**Exercise instructions:** Copy out every line of the items below word for word, changing nothing.

**Records provided:**
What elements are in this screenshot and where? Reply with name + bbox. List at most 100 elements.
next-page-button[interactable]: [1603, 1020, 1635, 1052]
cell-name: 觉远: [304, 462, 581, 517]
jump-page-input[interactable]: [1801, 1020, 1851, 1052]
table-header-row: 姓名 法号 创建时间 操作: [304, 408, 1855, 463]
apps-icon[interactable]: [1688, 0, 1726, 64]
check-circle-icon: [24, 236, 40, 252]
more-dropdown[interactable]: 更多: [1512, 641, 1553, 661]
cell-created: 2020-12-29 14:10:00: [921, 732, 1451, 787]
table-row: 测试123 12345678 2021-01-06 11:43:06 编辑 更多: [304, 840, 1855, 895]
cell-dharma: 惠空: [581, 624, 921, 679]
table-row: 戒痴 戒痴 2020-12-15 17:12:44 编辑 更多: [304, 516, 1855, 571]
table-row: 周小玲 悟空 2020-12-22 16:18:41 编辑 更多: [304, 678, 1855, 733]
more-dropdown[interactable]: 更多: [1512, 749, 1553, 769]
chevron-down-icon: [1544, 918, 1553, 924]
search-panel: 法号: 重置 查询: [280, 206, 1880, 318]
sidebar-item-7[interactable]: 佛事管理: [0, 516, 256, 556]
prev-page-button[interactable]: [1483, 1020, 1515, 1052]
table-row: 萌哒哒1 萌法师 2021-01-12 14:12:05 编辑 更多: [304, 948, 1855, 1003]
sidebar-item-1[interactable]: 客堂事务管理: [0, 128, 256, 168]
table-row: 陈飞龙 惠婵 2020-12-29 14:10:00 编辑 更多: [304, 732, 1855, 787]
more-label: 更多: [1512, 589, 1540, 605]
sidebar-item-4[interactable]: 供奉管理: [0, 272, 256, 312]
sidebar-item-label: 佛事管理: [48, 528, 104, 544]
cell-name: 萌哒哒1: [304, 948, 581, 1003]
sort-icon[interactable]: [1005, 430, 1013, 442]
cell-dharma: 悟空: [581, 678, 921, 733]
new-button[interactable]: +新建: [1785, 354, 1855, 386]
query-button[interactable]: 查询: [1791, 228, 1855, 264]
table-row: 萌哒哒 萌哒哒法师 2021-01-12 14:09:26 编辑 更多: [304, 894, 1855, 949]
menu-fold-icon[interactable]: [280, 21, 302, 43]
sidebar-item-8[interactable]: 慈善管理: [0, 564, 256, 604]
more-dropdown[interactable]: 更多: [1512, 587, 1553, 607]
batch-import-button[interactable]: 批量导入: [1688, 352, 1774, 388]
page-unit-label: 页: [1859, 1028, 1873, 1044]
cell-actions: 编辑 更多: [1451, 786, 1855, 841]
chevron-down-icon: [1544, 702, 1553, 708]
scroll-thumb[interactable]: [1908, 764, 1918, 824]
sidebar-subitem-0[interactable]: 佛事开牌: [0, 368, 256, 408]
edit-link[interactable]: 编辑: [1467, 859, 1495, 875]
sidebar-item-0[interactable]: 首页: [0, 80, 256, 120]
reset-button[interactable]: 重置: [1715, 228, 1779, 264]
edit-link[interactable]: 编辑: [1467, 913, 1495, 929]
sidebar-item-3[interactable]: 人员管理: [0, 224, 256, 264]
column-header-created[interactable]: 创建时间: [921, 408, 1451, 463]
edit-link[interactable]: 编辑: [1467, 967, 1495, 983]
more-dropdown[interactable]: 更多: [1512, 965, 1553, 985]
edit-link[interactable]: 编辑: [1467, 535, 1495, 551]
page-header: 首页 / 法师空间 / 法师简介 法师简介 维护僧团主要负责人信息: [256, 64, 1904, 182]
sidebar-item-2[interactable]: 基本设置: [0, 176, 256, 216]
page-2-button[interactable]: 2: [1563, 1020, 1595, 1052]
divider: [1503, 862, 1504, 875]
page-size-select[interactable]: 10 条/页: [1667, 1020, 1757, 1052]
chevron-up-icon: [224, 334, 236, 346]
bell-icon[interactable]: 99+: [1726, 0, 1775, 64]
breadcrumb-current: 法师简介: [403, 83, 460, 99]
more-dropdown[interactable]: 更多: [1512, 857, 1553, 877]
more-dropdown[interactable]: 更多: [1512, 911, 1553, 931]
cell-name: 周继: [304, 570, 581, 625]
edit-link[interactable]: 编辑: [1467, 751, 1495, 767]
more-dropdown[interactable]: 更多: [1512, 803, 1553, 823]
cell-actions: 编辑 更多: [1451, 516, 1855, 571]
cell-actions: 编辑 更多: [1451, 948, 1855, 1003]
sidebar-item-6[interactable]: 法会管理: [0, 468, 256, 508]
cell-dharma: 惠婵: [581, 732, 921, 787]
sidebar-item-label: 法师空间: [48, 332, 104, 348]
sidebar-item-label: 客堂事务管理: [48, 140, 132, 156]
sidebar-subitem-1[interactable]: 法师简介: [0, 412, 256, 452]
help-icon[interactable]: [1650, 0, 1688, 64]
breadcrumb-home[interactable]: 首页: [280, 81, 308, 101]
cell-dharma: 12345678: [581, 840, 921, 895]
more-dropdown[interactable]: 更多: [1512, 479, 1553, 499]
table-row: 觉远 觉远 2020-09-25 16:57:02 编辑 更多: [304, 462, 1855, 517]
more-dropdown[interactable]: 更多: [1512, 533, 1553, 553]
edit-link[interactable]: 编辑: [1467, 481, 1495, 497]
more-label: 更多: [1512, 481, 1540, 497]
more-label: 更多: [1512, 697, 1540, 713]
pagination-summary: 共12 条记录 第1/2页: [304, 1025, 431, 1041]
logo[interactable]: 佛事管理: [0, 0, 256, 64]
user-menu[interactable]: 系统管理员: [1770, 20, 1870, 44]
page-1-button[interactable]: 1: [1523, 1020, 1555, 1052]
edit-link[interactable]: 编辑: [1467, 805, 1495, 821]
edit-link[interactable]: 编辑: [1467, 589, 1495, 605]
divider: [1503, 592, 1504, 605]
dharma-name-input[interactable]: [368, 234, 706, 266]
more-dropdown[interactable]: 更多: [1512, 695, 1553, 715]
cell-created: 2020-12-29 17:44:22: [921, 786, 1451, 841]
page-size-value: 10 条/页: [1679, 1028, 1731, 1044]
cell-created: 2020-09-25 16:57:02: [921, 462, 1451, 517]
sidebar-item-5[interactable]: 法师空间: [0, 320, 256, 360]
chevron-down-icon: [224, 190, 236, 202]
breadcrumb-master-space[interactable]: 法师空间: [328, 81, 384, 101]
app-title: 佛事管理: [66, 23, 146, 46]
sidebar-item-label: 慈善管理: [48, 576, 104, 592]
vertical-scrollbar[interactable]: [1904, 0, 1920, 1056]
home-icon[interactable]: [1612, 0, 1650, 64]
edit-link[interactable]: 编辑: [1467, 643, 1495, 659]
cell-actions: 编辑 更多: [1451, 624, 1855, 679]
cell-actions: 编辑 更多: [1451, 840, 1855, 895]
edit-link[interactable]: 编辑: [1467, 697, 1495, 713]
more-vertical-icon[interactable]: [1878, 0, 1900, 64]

**Exercise solution:**
What elements are in this screenshot and where? Reply with name + bbox. List at most 100 elements.
next-page-button[interactable]: [1603, 1020, 1635, 1052]
cell-name: 觉远: [304, 462, 581, 517]
jump-page-input[interactable]: [1801, 1020, 1851, 1052]
table-header-row: 姓名 法号 创建时间 操作: [304, 408, 1855, 463]
apps-icon[interactable]: [1688, 0, 1726, 64]
check-circle-icon: [24, 236, 40, 252]
more-dropdown[interactable]: 更多: [1512, 641, 1553, 661]
cell-created: 2020-12-29 14:10:00: [921, 732, 1451, 787]
table-row: 测试123 12345678 2021-01-06 11:43:06 编辑 更多: [304, 840, 1855, 895]
cell-dharma: 惠空: [581, 624, 921, 679]
table-row: 戒痴 戒痴 2020-12-15 17:12:44 编辑 更多: [304, 516, 1855, 571]
table-row: 周小玲 悟空 2020-12-22 16:18:41 编辑 更多: [304, 678, 1855, 733]
more-dropdown[interactable]: 更多: [1512, 749, 1553, 769]
chevron-down-icon: [1544, 918, 1553, 924]
search-panel: 法号: 重置 查询: [280, 206, 1880, 318]
sidebar-item-7[interactable]: 佛事管理: [0, 516, 256, 556]
prev-page-button[interactable]: [1483, 1020, 1515, 1052]
table-row: 萌哒哒1 萌法师 2021-01-12 14:12:05 编辑 更多: [304, 948, 1855, 1003]
sidebar-item-1[interactable]: 客堂事务管理: [0, 128, 256, 168]
table-row: 陈飞龙 惠婵 2020-12-29 14:10:00 编辑 更多: [304, 732, 1855, 787]
more-label: 更多: [1512, 589, 1540, 605]
sidebar-item-4[interactable]: 供奉管理: [0, 272, 256, 312]
sidebar-item-label: 佛事管理: [48, 528, 104, 544]
cell-name: 萌哒哒1: [304, 948, 581, 1003]
sort-icon[interactable]: [1005, 430, 1013, 442]
cell-dharma: 悟空: [581, 678, 921, 733]
new-button[interactable]: +新建: [1785, 354, 1855, 386]
query-button[interactable]: 查询: [1791, 228, 1855, 264]
table-row: 萌哒哒 萌哒哒法师 2021-01-12 14:09:26 编辑 更多: [304, 894, 1855, 949]
menu-fold-icon[interactable]: [280, 21, 302, 43]
sidebar-item-8[interactable]: 慈善管理: [0, 564, 256, 604]
more-dropdown[interactable]: 更多: [1512, 587, 1553, 607]
batch-import-button[interactable]: 批量导入: [1688, 352, 1774, 388]
page-unit-label: 页: [1859, 1028, 1873, 1044]
cell-actions: 编辑 更多: [1451, 786, 1855, 841]
chevron-down-icon: [1544, 702, 1553, 708]
scroll-thumb[interactable]: [1908, 764, 1918, 824]
sidebar-subitem-0[interactable]: 佛事开牌: [0, 368, 256, 408]
edit-link[interactable]: 编辑: [1467, 859, 1495, 875]
sidebar-item-0[interactable]: 首页: [0, 80, 256, 120]
reset-button[interactable]: 重置: [1715, 228, 1779, 264]
edit-link[interactable]: 编辑: [1467, 913, 1495, 929]
sidebar-item-3[interactable]: 人员管理: [0, 224, 256, 264]
column-header-created[interactable]: 创建时间: [921, 408, 1451, 463]
edit-link[interactable]: 编辑: [1467, 967, 1495, 983]
more-dropdown[interactable]: 更多: [1512, 965, 1553, 985]
edit-link[interactable]: 编辑: [1467, 535, 1495, 551]
page-header: 首页 / 法师空间 / 法师简介 法师简介 维护僧团主要负责人信息: [256, 64, 1904, 182]
sidebar-item-2[interactable]: 基本设置: [0, 176, 256, 216]
page-2-button[interactable]: 2: [1563, 1020, 1595, 1052]
divider: [1503, 862, 1504, 875]
page-size-select[interactable]: 10 条/页: [1667, 1020, 1757, 1052]
chevron-up-icon: [224, 334, 236, 346]
bell-icon[interactable]: 99+: [1726, 0, 1775, 64]
breadcrumb-current: 法师简介: [403, 83, 460, 99]
more-dropdown[interactable]: 更多: [1512, 857, 1553, 877]
more-dropdown[interactable]: 更多: [1512, 911, 1553, 931]
cell-name: 周继: [304, 570, 581, 625]
edit-link[interactable]: 编辑: [1467, 751, 1495, 767]
more-dropdown[interactable]: 更多: [1512, 803, 1553, 823]
cell-actions: 编辑 更多: [1451, 516, 1855, 571]
cell-actions: 编辑 更多: [1451, 948, 1855, 1003]
sidebar-item-6[interactable]: 法会管理: [0, 468, 256, 508]
cell-dharma: 惠婵: [581, 732, 921, 787]
sidebar-item-label: 法师空间: [48, 332, 104, 348]
sidebar-item-label: 客堂事务管理: [48, 140, 132, 156]
sidebar-subitem-1[interactable]: 法师简介: [0, 412, 256, 452]
help-icon[interactable]: [1650, 0, 1688, 64]
breadcrumb-home[interactable]: 首页: [280, 81, 308, 101]
cell-dharma: 12345678: [581, 840, 921, 895]
more-dropdown[interactable]: 更多: [1512, 479, 1553, 499]
table-row: 觉远 觉远 2020-09-25 16:57:02 编辑 更多: [304, 462, 1855, 517]
more-dropdown[interactable]: 更多: [1512, 533, 1553, 553]
edit-link[interactable]: 编辑: [1467, 481, 1495, 497]
more-label: 更多: [1512, 481, 1540, 497]
more-label: 更多: [1512, 697, 1540, 713]
pagination-summary: 共12 条记录 第1/2页: [304, 1025, 431, 1041]
logo[interactable]: 佛事管理: [0, 0, 256, 64]
user-menu[interactable]: 系统管理员: [1770, 20, 1870, 44]
page-1-button[interactable]: 1: [1523, 1020, 1555, 1052]
edit-link[interactable]: 编辑: [1467, 805, 1495, 821]
edit-link[interactable]: 编辑: [1467, 589, 1495, 605]
divider: [1503, 592, 1504, 605]
dharma-name-input[interactable]: [368, 234, 706, 266]
more-dropdown[interactable]: 更多: [1512, 695, 1553, 715]
cell-created: 2020-12-29 17:44:22: [921, 786, 1451, 841]
page-size-value: 10 条/页: [1679, 1028, 1731, 1044]
cell-created: 2020-09-25 16:57:02: [921, 462, 1451, 517]
sidebar-item-5[interactable]: 法师空间: [0, 320, 256, 360]
chevron-down-icon: [224, 190, 236, 202]
breadcrumb-master-space[interactable]: 法师空间: [328, 81, 384, 101]
app-title: 佛事管理: [66, 23, 146, 46]
sidebar-item-label: 慈善管理: [48, 576, 104, 592]
vertical-scrollbar[interactable]: [1904, 0, 1920, 1056]
home-icon[interactable]: [1612, 0, 1650, 64]
edit-link[interactable]: 编辑: [1467, 643, 1495, 659]
cell-actions: 编辑 更多: [1451, 624, 1855, 679]
cell-actions: 编辑 更多: [1451, 840, 1855, 895]
edit-link[interactable]: 编辑: [1467, 697, 1495, 713]
more-vertical-icon[interactable]: [1878, 0, 1900, 64]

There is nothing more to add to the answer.